Michal Chmela’s selection
The results of last week’s elections are already showing their ugly face when the favorite of sub-80 IQ voters everywhere, fraudulent fascist finagler Okamura put forward his first suggestion for the to-be-established parliament: the formerly public Czech TV was to be put under state control, a move comfortably familiar to the denizens of dictatorships everywhere. For now, it has been dismissed across the political spectrum, but keep in mind that this is a delicate time with negotiations about the shape of the new government still taking place: it would just not do to be outed as a wannabe dictator right before being actually put in power.
Speaking of power: a fourth scenario for the setup for the next government has emerged. The unthinkable has happened and parties stuck to their pre-election promise: no one seems willing to accept a coalition with the winning ANO. Andrej Babiš has therefore decided to fulfill his dream of turning the state into a privately-owned company by announcing his willingness to run a minority government supported by a few carefully selected non-party “experts”. Last time that happened, we ended up with a cabinet chock-full of Zeman’s drinking buddies so naturally our beloved President, may he rest in peace as soon as possible, is all for it.
Until then, he’s continuing his ongoing campaign of running the Czech Republic to the ground through the pettiest means possible. The annual awarding of state medals to the worthy and supportive has been a laugh ever since Zeman got the function but this year he has outdone himself: apart from the usual ragtag bunch of has-been celebrities who appeared in his campaign, heroes of communist labor who contributed money for it and artists willing to improve his rapidly deteriorating public image, he managed to toss an award to two especially notable personages: the professional disinformator and Russian propaganda star Petr Žantovský, presumably as a consolation prize after the Parliament showing a rare case of sanity and refusing to let him anywhere near the Czech TV, and writer of approximately sixth-rate historical fiction Vlastimil Vondruška. This may seem typical Zemanic pandering to the lowest common denominator (which, in Zeman’s case, is really low), but Vondruška’s real value lies in repeatedly spewing xenophobic propaganda in mainstream media with the authority of a historian. He is a prime purveyor of seductive scientifically sounding bullshit and the recurring disembowelment of his theories by the rest of the academic community does little to curb his enthusiasm.
Oh, and the President of Slovenia got the award too. What for is really anyone’s guess.
▬▬▬▬▬▬▬▬▬▬
Work to complete:
1 - Copy the entries from the data source word for word, starting with the first entry and ending with the line that contains "colorbar-tick-label: 20% (1367, 1518, 1435, 1553)".
2 - Continue the commentary on Czech politics and President Zeman's state awards from its last sentence.
The commentary and the entries have no connection to each other.

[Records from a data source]
▬▬▬▬▬▬▬▬▬▬
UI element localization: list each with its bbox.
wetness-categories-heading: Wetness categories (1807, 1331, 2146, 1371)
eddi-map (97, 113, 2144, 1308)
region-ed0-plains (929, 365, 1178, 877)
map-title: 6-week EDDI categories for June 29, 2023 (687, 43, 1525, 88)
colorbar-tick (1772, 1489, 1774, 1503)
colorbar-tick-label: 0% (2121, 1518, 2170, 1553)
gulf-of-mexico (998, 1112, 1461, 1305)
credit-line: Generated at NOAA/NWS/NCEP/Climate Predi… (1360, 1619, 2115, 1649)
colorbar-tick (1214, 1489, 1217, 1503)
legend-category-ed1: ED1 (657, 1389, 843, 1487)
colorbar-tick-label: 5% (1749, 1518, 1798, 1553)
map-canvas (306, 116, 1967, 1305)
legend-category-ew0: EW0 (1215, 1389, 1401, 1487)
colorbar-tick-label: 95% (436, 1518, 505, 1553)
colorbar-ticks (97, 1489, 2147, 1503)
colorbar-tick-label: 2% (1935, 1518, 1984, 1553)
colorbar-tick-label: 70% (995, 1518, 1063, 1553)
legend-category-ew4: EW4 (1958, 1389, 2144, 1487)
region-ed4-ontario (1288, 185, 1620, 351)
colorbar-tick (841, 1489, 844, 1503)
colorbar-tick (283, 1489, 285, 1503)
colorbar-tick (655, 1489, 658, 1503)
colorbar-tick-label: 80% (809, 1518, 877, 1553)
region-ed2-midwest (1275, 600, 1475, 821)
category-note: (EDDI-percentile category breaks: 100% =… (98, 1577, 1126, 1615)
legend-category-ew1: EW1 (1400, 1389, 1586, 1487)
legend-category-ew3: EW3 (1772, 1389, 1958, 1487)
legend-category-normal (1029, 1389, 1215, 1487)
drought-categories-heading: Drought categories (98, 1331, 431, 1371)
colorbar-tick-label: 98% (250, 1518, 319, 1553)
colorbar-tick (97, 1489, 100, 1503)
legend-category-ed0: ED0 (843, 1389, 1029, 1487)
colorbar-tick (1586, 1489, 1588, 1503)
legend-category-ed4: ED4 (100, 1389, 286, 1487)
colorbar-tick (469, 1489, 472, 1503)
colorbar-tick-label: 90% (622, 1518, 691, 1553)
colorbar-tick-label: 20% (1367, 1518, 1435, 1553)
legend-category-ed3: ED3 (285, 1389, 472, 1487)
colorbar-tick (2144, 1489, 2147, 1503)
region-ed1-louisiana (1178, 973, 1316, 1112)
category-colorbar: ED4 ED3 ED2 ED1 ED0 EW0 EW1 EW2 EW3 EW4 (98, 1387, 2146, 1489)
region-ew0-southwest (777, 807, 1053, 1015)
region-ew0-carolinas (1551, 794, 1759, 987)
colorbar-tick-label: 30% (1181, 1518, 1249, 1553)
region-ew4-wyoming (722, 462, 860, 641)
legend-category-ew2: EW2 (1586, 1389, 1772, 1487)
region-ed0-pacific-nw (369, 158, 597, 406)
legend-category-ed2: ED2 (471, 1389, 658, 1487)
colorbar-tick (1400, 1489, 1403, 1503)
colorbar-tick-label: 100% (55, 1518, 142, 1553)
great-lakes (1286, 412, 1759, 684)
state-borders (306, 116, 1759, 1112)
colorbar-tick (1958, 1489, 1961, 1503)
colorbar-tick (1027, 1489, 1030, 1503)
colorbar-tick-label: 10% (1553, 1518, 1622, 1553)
▬▬▬▬▬▬▬▬▬▬
Outputs by task:
1 -
UI element localization: list each with its bbox.
wetness-categories-heading: Wetness categories (1807, 1331, 2146, 1371)
eddi-map (97, 113, 2144, 1308)
region-ed0-plains (929, 365, 1178, 877)
map-title: 6-week EDDI categories for June 29, 2023 (687, 43, 1525, 88)
colorbar-tick (1772, 1489, 1774, 1503)
colorbar-tick-label: 0% (2121, 1518, 2170, 1553)
gulf-of-mexico (998, 1112, 1461, 1305)
credit-line: Generated at NOAA/NWS/NCEP/Climate Predi… (1360, 1619, 2115, 1649)
colorbar-tick (1214, 1489, 1217, 1503)
legend-category-ed1: ED1 (657, 1389, 843, 1487)
colorbar-tick-label: 5% (1749, 1518, 1798, 1553)
map-canvas (306, 116, 1967, 1305)
legend-category-ew0: EW0 (1215, 1389, 1401, 1487)
colorbar-tick-label: 95% (436, 1518, 505, 1553)
colorbar-ticks (97, 1489, 2147, 1503)
colorbar-tick-label: 2% (1935, 1518, 1984, 1553)
colorbar-tick-label: 70% (995, 1518, 1063, 1553)
legend-category-ew4: EW4 (1958, 1389, 2144, 1487)
region-ed4-ontario (1288, 185, 1620, 351)
colorbar-tick (841, 1489, 844, 1503)
colorbar-tick (283, 1489, 285, 1503)
colorbar-tick (655, 1489, 658, 1503)
colorbar-tick-label: 80% (809, 1518, 877, 1553)
region-ed2-midwest (1275, 600, 1475, 821)
category-note: (EDDI-percentile category breaks: 100% =… (98, 1577, 1126, 1615)
legend-category-ew1: EW1 (1400, 1389, 1586, 1487)
legend-category-ew3: EW3 (1772, 1389, 1958, 1487)
legend-category-normal (1029, 1389, 1215, 1487)
drought-categories-heading: Drought categories (98, 1331, 431, 1371)
colorbar-tick-label: 98% (250, 1518, 319, 1553)
colorbar-tick (97, 1489, 100, 1503)
legend-category-ed0: ED0 (843, 1389, 1029, 1487)
colorbar-tick (1586, 1489, 1588, 1503)
legend-category-ed4: ED4 (100, 1389, 286, 1487)
colorbar-tick (469, 1489, 472, 1503)
colorbar-tick-label: 90% (622, 1518, 691, 1553)
colorbar-tick-label: 20% (1367, 1518, 1435, 1553)

2 -
Michal Chmela is a translator and journalist.
Anna Azarova’s selection
Two weeks ago, rights advocacy organisations were banned from Hungarian prisons, including the Helsinki Committee (HC), which had been working with prisoners for 18 years. According to the state penitentiary authorities, there’s no reason for their work anymore, as prisoners’ rights can be ensured even without them. This week, the prisons started introducing mobile phones instead of the old landlines, apparently so that prisoners wouldn’t have to queue for the limited number of phones – sounds good at first. But these new phones are much more expensive, even though all once can do with them is call (they can’t be called back or receive texts). I, for example, pay 25 forints per minute (€0.08) – prisoners have to pay almost four times that; and if they want an invoice, they are charged €16, a service which is free for average customers. But harshest of all, in order to receive a phone at all, they have to pay €115 – which, if you don’t have wealthy relatives, can take years to save up. The old landlines will be completely replaced: if you can’t afford a mobile, you’ll lose even the weekly 30 minutes you had before. For more bleak facts about prison life in Hungary, here’s a short little quiz by HC.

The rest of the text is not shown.